━━━ Entries ━━━

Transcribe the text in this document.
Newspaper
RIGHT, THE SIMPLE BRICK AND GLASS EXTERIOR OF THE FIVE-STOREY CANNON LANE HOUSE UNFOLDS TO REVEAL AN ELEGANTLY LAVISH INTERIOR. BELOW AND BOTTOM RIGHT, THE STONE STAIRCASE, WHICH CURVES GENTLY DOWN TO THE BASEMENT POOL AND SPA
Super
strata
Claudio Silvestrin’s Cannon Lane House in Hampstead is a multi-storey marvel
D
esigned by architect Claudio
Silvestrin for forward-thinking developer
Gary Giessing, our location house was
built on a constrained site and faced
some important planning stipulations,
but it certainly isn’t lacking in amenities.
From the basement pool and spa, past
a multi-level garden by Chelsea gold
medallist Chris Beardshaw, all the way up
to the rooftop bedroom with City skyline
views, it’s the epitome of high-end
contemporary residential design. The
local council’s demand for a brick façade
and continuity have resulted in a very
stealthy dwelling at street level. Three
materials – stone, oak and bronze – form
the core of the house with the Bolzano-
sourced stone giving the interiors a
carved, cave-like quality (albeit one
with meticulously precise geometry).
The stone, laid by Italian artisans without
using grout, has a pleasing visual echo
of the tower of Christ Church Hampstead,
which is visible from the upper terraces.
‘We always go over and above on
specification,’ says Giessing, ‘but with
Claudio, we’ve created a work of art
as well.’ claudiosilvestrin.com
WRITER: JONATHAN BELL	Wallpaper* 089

━━━

Stated exercise
Make an exact copy of the material above.

Expected answer
Transcribe the text in this document.
Newspaper
RIGHT, THE SIMPLE BRICK AND GLASS EXTERIOR OF THE FIVE-STOREY CANNON LANE HOUSE UNFOLDS TO REVEAL AN ELEGANTLY LAVISH INTERIOR. BELOW AND BOTTOM RIGHT, THE STONE STAIRCASE, WHICH CURVES GENTLY DOWN TO THE BASEMENT POOL AND SPA
Super
strata
Claudio Silvestrin’s Cannon Lane House in Hampstead is a multi-storey marvel
D
esigned by architect Claudio
Silvestrin for forward-thinking developer
Gary Giessing, our location house was
built on a constrained site and faced
some important planning stipulations,
but it certainly isn’t lacking in amenities.
From the basement pool and spa, past
a multi-level garden by Chelsea gold
medallist Chris Beardshaw, all the way up
to the rooftop bedroom with City skyline
views, it’s the epitome of high-end
contemporary residential design. The
local council’s demand for a brick façade
and continuity have resulted in a very
stealthy dwelling at street level. Three
materials – stone, oak and bronze – form
the core of the house with the Bolzano-
sourced stone giving the interiors a
carved, cave-like quality (albeit one
with meticulously precise geometry).
The stone, laid by Italian artisans without
using grout, has a pleasing visual echo
of the tower of Christ Church Hampstead,
which is visible from the upper terraces.
‘We always go over and above on
specification,’ says Giessing, ‘but with
Claudio, we’ve created a work of art
as well.’ claudiosilvestrin.com
WRITER: JONATHAN BELL	Wallpaper* 089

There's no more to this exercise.